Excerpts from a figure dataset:
##############################
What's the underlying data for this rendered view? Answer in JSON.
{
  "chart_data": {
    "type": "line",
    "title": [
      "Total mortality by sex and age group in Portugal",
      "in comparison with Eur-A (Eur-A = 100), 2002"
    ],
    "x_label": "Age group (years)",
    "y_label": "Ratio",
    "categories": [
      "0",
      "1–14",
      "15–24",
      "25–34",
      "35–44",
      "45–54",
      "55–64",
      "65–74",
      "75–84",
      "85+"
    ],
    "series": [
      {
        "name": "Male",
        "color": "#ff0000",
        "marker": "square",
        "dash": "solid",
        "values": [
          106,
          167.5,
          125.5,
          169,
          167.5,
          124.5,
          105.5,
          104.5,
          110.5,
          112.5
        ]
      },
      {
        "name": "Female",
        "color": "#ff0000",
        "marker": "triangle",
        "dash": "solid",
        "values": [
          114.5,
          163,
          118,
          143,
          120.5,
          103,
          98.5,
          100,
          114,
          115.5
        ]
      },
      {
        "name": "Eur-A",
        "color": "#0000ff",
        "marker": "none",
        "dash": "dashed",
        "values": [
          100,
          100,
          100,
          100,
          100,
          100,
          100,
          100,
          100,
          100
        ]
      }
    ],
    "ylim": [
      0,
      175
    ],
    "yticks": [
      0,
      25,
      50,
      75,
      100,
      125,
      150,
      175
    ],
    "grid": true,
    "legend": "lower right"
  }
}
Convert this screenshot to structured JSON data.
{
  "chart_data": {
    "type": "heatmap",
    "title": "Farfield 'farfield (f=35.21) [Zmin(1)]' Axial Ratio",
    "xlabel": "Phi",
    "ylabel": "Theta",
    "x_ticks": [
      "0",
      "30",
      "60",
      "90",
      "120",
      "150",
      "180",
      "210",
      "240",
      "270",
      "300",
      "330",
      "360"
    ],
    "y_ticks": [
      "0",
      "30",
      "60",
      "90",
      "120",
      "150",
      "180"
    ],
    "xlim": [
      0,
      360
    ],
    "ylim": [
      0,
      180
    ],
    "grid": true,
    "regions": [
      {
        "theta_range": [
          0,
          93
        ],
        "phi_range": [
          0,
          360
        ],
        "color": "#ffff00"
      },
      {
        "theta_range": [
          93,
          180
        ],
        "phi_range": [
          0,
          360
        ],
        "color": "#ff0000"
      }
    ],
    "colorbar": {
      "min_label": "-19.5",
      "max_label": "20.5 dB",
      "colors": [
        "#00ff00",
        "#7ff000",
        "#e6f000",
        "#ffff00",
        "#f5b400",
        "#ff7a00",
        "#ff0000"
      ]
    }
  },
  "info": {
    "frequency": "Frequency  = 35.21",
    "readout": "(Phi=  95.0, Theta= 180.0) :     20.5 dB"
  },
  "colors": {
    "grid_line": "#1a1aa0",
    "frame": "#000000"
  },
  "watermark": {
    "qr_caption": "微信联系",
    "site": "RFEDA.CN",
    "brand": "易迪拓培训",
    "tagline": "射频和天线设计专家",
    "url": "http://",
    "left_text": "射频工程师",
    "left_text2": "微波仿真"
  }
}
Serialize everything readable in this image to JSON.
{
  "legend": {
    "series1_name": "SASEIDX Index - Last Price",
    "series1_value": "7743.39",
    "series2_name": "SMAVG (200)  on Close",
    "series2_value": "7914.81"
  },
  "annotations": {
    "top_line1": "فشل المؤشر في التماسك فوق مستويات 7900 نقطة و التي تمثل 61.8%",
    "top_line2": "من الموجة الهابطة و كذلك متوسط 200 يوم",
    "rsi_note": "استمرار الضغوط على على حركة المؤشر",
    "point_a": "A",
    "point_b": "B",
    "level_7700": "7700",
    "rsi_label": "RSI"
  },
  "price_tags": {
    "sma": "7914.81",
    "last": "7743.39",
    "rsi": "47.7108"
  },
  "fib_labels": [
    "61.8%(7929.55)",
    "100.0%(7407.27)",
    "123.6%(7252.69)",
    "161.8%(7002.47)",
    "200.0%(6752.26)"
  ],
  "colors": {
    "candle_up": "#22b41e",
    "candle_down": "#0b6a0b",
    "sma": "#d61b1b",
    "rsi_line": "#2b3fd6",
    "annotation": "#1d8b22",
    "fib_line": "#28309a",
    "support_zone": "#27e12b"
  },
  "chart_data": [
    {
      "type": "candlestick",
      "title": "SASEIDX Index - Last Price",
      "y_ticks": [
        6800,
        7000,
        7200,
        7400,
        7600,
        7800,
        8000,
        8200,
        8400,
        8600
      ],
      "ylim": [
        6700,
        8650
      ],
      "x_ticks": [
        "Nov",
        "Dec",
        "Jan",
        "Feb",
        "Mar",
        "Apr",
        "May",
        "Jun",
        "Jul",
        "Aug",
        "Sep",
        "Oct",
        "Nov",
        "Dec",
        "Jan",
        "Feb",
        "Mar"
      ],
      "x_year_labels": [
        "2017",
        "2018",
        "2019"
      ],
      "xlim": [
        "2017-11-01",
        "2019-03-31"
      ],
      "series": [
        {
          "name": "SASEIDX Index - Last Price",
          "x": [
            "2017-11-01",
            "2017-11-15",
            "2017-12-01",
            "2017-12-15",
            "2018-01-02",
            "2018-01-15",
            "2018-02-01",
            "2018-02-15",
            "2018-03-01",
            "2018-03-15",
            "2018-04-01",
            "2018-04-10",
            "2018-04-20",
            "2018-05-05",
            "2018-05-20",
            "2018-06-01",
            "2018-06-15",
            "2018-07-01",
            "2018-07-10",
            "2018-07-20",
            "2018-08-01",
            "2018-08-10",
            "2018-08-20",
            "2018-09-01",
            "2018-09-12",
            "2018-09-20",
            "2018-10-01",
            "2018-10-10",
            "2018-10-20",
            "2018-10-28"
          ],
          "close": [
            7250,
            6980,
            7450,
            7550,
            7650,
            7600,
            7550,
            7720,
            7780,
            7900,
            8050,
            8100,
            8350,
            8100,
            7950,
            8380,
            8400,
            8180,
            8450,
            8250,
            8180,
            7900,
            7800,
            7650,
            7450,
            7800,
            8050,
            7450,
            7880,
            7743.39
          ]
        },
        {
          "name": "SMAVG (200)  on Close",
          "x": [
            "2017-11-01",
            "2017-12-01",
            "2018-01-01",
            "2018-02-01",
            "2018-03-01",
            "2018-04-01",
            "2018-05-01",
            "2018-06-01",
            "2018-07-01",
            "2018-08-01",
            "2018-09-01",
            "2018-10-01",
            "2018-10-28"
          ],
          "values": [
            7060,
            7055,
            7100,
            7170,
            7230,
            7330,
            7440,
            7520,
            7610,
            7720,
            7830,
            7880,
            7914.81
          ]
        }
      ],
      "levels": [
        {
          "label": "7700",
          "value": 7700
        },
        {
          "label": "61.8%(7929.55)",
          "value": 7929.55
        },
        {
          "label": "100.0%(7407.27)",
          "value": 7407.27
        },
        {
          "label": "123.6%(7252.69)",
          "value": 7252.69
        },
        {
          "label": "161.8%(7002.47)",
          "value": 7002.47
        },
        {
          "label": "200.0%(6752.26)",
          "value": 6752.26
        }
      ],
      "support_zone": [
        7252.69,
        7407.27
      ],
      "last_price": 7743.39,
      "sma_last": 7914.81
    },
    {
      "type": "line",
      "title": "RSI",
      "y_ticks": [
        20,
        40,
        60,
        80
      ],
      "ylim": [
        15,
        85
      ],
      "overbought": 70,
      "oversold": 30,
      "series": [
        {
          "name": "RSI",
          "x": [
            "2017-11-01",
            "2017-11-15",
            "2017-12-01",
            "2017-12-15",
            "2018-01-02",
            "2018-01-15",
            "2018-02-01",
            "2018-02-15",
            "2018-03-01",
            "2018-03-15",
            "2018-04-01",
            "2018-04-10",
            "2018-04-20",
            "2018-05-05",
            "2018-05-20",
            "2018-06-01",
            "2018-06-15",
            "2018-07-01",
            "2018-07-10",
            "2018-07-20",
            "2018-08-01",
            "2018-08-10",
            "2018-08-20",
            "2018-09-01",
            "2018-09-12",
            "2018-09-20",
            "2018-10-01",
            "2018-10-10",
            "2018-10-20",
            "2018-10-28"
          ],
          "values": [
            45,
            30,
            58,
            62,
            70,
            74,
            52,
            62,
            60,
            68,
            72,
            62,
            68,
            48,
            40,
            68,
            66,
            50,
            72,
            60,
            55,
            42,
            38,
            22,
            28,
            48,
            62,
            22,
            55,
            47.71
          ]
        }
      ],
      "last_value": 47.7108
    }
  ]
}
##############################
:: PROBLEM STATEMENT ::
Among the entries, how many lines contain the string "JSON"? Give the number without anything else.

:: SOLUTION TO THIS TASK ::
3